▸ **Lesetext**:
Von diesem Plateau führte der Finnkong-"Boulevard" bis ganz hinunter in die Bucht. Unten war er schließlich grasbewachsen, was das Gehen angenehmer machte. Ich sah auch die steinerne Einfassung des Baches, die Reste der Brückenpfeiler und eine Reihe von Hausfundamenten, die allerdings teilweise schon vom Gras überwuchert waren. Unten am Meer waren einige halbverfallene Bootsanlegestellen und die vermoderten Pfosten von alten Ruderhütten (nw. Rorbuer) zu sehen.
Der Grund, warum ich mich für die Finnkongkeila interessierte, lag aber nicht so sehr in ihrer Geschichte, die ich erst nach und nach erfuhr, sondern vielmehr an dem Umstand, dass ich im Jahr 2012 genau gegenüber auf der anderen Seite des Tanafjorden sechs Wochen mit meinem Zelt in der Bukkekeila verbracht und dabei täglich zur Finnkongkeila herübergeblickt hatte. Der Name hatte mich schon damals fasziniert. Und auch die Tatsache, dass Menschen an diesem schwer zugänglichen Ort gelebt hatten.
Nach einem Spaziergang entlang der Uferpromenade und einer ausgiebigen Rast schickte ich noch eine sms aus der Finnkongkeila an meine Freunde in Berlevåg und machte mich dann wieder auf den Rückweg zu meinem Zelt. Nachdem ich die Steilpassage überwunden hatte, marschierte ich in Gedanken an diese alte Siedlung versunken entlang des Baches weiter in Richtung zu meinem Zelt. Bis mir plötzlich auffiel, dass das Gelände völlig unbekannt aussah. Was war los? Wie sich herausstellte, hatte der Bach hier von mehreren Seiten Zuflüsse, und ich war irgendwo an einem falschen Zufluss weitergegangen. Leider war das Gelände hier so unübersichtlich und weitläufig, dass mir nichts anderes übrig blieb, als zurückzugehen bis oberhalb des Steilhangs, und dann sehr konzentriert nochmals bachaufwärts zu gehen, um mich nicht wieder zu verlaufen. Denn mein GPS-Gerät hatte ich diesmal leider nicht dabei. Endlich tauchte mein kleines rotes Zelt vor mir auf.
Mein Zeltplatz oberhalb der Finnkongkeila
Dieter hatte mir mittlerweile auf meine sms geantwortet. Er selbst war heute mit seinem Bruder im Storelvdalen auf Tour. Und seine Frau Daniela arbeitete im Glasstudio.
Ich hab dann noch Wäsche gewaschen und ein Turmat zubereitet. Aber ich hatte kaum Appetit, hatte heute auch meine beiden Jausenriegel wieder unverzehrt zurückgebracht. Vermutlich hing das mit meiner Verkühlung zusammen, die immer unangenehmer wurde. Jedes Schlucken und jeder Hustenanfall taten weh, und der Schnupfen wurde auch immer schlimmer. Nun war mir klar, warum ich zu Beginn der Tour auf dem Weg zum Tyfjorden so knieweich war. Ich nahm homöopathische Mittel gegen Erkältung, die ich dabei hatte, in der Hoffnung, dass es am nächsten Tag besser würde.

▸ **Gespeicherte Daten**:
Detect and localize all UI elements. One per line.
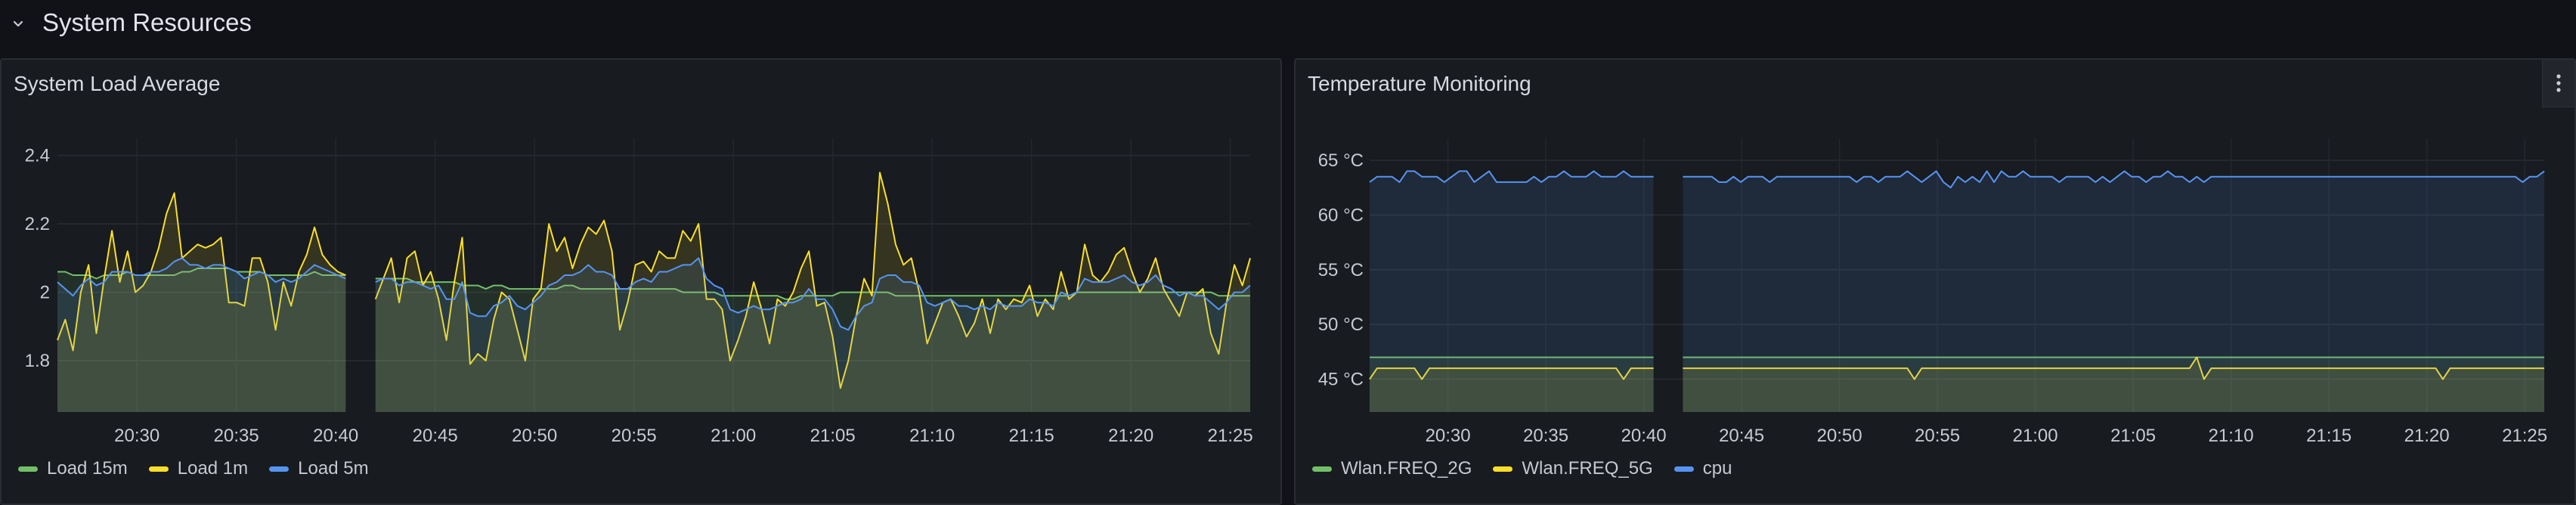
y-tick-label: 1.8 bbox=[25, 351, 50, 371]
x-tick-label: 21:10 bbox=[909, 426, 955, 446]
series-area-cpu bbox=[1370, 171, 1654, 412]
panel-title[interactable]: Temperature Monitoring bbox=[1308, 72, 1531, 95]
series-area-wlan-freq-2g bbox=[1370, 357, 1654, 412]
chart-temperature: 45 °C 50 °C 55 °C 60 °C 65 °C 20:30 20:35 20:40… bbox=[1318, 138, 2547, 446]
y-tick-label: 2.2 bbox=[25, 214, 50, 234]
panel-menu-button[interactable] bbox=[2542, 60, 2574, 107]
series-line-load-5m bbox=[57, 257, 346, 297]
series-line-load-15m bbox=[375, 277, 1250, 300]
legend-swatch bbox=[269, 466, 289, 472]
panel-temperature: Temperature Monitoring 45 °C 50 °C 55 °C 60… bbox=[1294, 58, 2576, 505]
x-tick-label: 20:40 bbox=[1621, 426, 1667, 446]
chart-legend: Load 15m Load 1m Load 5m bbox=[18, 458, 369, 479]
x-tick-label: 20:45 bbox=[1719, 426, 1764, 446]
chart-legend: Wlan.FREQ_2G Wlan.FREQ_5G cpu bbox=[1312, 458, 1732, 479]
x-tick-label: 20:55 bbox=[1915, 426, 1960, 446]
legend-swatch bbox=[18, 466, 38, 472]
x-tick-label: 20:35 bbox=[1523, 426, 1568, 446]
panel-system-load: System Load Average 1.8 2 2.2 2.4 20:30 20:35… bbox=[0, 58, 1282, 505]
x-tick-label: 20:45 bbox=[413, 426, 458, 446]
legend-swatch bbox=[1312, 466, 1332, 472]
x-tick-label: 21:20 bbox=[2404, 426, 2450, 446]
x-tick-label: 20:30 bbox=[114, 426, 159, 446]
x-tick-label: 21:20 bbox=[1108, 426, 1153, 446]
x-tick-label: 21:15 bbox=[1009, 426, 1054, 446]
x-tick-label: 20:50 bbox=[1817, 426, 1862, 446]
chevron-down-icon[interactable] bbox=[11, 17, 26, 32]
chart-system-load: 1.8 2 2.2 2.4 20:30 20:35 20:40 20:45 20:50 20:55… bbox=[25, 138, 1253, 446]
series-area-wlan-freq-5g bbox=[1370, 368, 1654, 412]
series-line-wlan-freq-5g bbox=[1683, 356, 2544, 380]
series-line-cpu bbox=[1369, 170, 1654, 183]
x-tick-label: 21:25 bbox=[1208, 426, 1253, 446]
x-tick-label: 20:30 bbox=[1426, 426, 1471, 446]
series-area-load-5m bbox=[375, 258, 1250, 412]
x-tick-label: 21:05 bbox=[2110, 426, 2156, 446]
legend-swatch bbox=[1673, 466, 1694, 472]
row-header[interactable]: System Resources bbox=[0, 0, 2576, 47]
series-area-load-15m bbox=[375, 278, 1250, 412]
y-tick-label: 2.4 bbox=[25, 146, 50, 166]
legend-item[interactable]: Wlan.FREQ_2G bbox=[1312, 458, 1472, 479]
legend-item[interactable]: cpu bbox=[1673, 458, 1732, 479]
x-tick-label: 21:00 bbox=[711, 426, 756, 446]
legend-swatch bbox=[1493, 466, 1513, 472]
series-area-load-1m bbox=[57, 193, 346, 412]
x-tick-label: 21:05 bbox=[810, 426, 856, 446]
series-area-wlan-freq-5g bbox=[1683, 357, 2544, 412]
legend-item[interactable]: Load 1m bbox=[148, 458, 249, 479]
kebab-menu-icon bbox=[2556, 74, 2561, 92]
x-tick-label: 21:25 bbox=[2502, 426, 2547, 446]
x-tick-label: 20:40 bbox=[313, 426, 358, 446]
series-area-load-5m bbox=[57, 258, 346, 412]
legend-label: Load 1m bbox=[177, 458, 249, 479]
y-tick-label: 50 °C bbox=[1318, 314, 1364, 335]
x-tick-label: 21:15 bbox=[2306, 426, 2352, 446]
series-line-load-5m bbox=[375, 257, 1251, 331]
x-tick-label: 20:55 bbox=[611, 426, 657, 446]
legend-item[interactable]: Load 5m bbox=[269, 458, 369, 479]
x-tick-label: 21:00 bbox=[2013, 426, 2058, 446]
legend-label: Wlan.FREQ_2G bbox=[1341, 458, 1472, 479]
legend-label: Load 15m bbox=[47, 458, 128, 479]
series-line-load-1m bbox=[57, 192, 346, 352]
legend-label: Load 5m bbox=[298, 458, 369, 479]
legend-label: Wlan.FREQ_5G bbox=[1522, 458, 1653, 479]
legend-item[interactable]: Wlan.FREQ_5G bbox=[1493, 458, 1653, 479]
legend-label: cpu bbox=[1702, 458, 1732, 479]
series-line-load-1m bbox=[374, 172, 1251, 389]
series-area-wlan-freq-2g bbox=[1683, 357, 2544, 412]
x-tick-label: 20:50 bbox=[512, 426, 557, 446]
y-tick-label: 60 °C bbox=[1318, 205, 1364, 225]
row-title[interactable]: System Resources bbox=[42, 8, 252, 36]
y-tick-label: 55 °C bbox=[1318, 260, 1364, 280]
y-tick-label: 45 °C bbox=[1318, 370, 1364, 390]
series-line-wlan-freq-5g bbox=[1369, 367, 1654, 380]
legend-swatch bbox=[148, 466, 169, 472]
x-tick-label: 21:10 bbox=[2209, 426, 2254, 446]
series-area-load-15m bbox=[57, 268, 346, 412]
panel-title[interactable]: System Load Average bbox=[14, 72, 221, 95]
legend-item[interactable]: Load 15m bbox=[18, 458, 128, 479]
y-tick-label: 2 bbox=[40, 283, 50, 303]
series-area-cpu bbox=[1683, 171, 2544, 412]
x-tick-label: 20:35 bbox=[214, 426, 259, 446]
y-tick-label: 65 °C bbox=[1318, 150, 1364, 171]
series-line-cpu bbox=[1683, 170, 2545, 189]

▸ **Aufgabenstellung**:
Aktualisiere die Passage im Lesetext von „Von diesem Plateau“ bis einschließlich „Rorbuer) zu sehen.“: Ersetze „Bucht“ durch „Mündung“ und gib die Passage vollständig wieder.

▸ **Lösung**:
Von diesem Plateau führte der Finnkong-"Boulevard" bis ganz hinunter in die Mündung. Unten war er schließlich grasbewachsen, was das Gehen angenehmer machte. Ich sah auch die steinerne Einfassung des Baches, die Reste der Brückenpfeiler und eine Reihe von Hausfundamenten, die allerdings teilweise schon vom Gras überwuchert waren. Unten am Meer waren einige halbverfallene Bootsanlegestellen und die vermoderten Pfosten von alten Ruderhütten (nw. Rorbuer) zu sehen.